#### Problem
Every line below is to be quoted exactly, with nothing added or dropped.

#### The records
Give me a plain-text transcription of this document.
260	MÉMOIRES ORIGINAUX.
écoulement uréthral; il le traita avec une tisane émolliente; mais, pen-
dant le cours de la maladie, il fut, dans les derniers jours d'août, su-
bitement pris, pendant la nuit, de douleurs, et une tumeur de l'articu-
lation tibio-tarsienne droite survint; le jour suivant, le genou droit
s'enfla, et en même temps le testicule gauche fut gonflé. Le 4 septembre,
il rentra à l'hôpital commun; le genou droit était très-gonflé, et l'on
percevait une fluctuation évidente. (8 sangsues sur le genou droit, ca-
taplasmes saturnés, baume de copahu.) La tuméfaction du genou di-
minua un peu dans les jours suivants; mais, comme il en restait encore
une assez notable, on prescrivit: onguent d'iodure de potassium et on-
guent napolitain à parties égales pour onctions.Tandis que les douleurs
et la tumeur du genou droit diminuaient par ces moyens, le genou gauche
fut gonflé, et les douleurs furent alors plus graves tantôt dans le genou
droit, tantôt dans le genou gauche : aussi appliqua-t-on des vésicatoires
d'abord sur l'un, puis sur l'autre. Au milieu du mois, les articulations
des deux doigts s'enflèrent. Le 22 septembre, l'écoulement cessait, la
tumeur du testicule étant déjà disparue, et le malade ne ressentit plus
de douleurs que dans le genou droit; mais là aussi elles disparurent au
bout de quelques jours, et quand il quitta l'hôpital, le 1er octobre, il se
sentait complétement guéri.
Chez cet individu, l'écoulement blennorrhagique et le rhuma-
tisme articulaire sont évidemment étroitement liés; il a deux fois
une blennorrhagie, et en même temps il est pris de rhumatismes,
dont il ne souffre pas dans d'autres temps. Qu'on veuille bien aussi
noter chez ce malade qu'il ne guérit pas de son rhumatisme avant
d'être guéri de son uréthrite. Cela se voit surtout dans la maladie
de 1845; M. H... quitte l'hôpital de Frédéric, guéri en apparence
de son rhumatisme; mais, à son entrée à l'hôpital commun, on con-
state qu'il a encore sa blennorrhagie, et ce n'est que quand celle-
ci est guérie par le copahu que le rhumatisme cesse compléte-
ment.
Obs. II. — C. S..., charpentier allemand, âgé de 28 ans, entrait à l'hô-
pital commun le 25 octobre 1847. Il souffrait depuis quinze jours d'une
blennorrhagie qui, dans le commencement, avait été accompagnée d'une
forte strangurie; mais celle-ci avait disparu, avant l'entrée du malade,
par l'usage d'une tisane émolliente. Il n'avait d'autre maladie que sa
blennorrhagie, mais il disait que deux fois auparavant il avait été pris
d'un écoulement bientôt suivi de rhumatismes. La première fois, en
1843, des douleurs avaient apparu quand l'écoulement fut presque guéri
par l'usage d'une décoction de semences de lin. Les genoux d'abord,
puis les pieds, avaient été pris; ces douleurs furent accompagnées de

#### The answer
Give me a plain-text transcription of this document.
260	MÉMOIRES ORIGINAUX.
écoulement uréthral; il le traita avec une tisane émolliente; mais, pen-
dant le cours de la maladie, il fut, dans les derniers jours d'août, su-
bitement pris, pendant la nuit, de douleurs, et une tumeur de l'articu-
lation tibio-tarsienne droite survint; le jour suivant, le genou droit
s'enfla, et en même temps le testicule gauche fut gonflé. Le 4 septembre,
il rentra à l'hôpital commun; le genou droit était très-gonflé, et l'on
percevait une fluctuation évidente. (8 sangsues sur le genou droit, ca-
taplasmes saturnés, baume de copahu.) La tuméfaction du genou di-
minua un peu dans les jours suivants; mais, comme il en restait encore
une assez notable, on prescrivit: onguent d'iodure de potassium et on-
guent napolitain à parties égales pour onctions.Tandis que les douleurs
et la tumeur du genou droit diminuaient par ces moyens, le genou gauche
fut gonflé, et les douleurs furent alors plus graves tantôt dans le genou
droit, tantôt dans le genou gauche : aussi appliqua-t-on des vésicatoires
d'abord sur l'un, puis sur l'autre. Au milieu du mois, les articulations
des deux doigts s'enflèrent. Le 22 septembre, l'écoulement cessait, la
tumeur du testicule étant déjà disparue, et le malade ne ressentit plus
de douleurs que dans le genou droit; mais là aussi elles disparurent au
bout de quelques jours, et quand il quitta l'hôpital, le 1er octobre, il se
sentait complétement guéri.
Chez cet individu, l'écoulement blennorrhagique et le rhuma-
tisme articulaire sont évidemment étroitement liés; il a deux fois
une blennorrhagie, et en même temps il est pris de rhumatismes,
dont il ne souffre pas dans d'autres temps. Qu'on veuille bien aussi
noter chez ce malade qu'il ne guérit pas de son rhumatisme avant
d'être guéri de son uréthrite. Cela se voit surtout dans la maladie
de 1845; M. H... quitte l'hôpital de Frédéric, guéri en apparence
de son rhumatisme; mais, à son entrée à l'hôpital commun, on con-
state qu'il a encore sa blennorrhagie, et ce n'est que quand celle-
ci est guérie par le copahu que le rhumatisme cesse compléte-
ment.
Obs. II. — C. S..., charpentier allemand, âgé de 28 ans, entrait à l'hô-
pital commun le 25 octobre 1847. Il souffrait depuis quinze jours d'une
blennorrhagie qui, dans le commencement, avait été accompagnée d'une
forte strangurie; mais celle-ci avait disparu, avant l'entrée du malade,
par l'usage d'une tisane émolliente. Il n'avait d'autre maladie que sa
blennorrhagie, mais il disait que deux fois auparavant il avait été pris
d'un écoulement bientôt suivi de rhumatismes. La première fois, en
1843, des douleurs avaient apparu quand l'écoulement fut presque guéri
par l'usage d'une décoction de semences de lin. Les genoux d'abord,
puis les pieds, avaient été pris; ces douleurs furent accompagnées de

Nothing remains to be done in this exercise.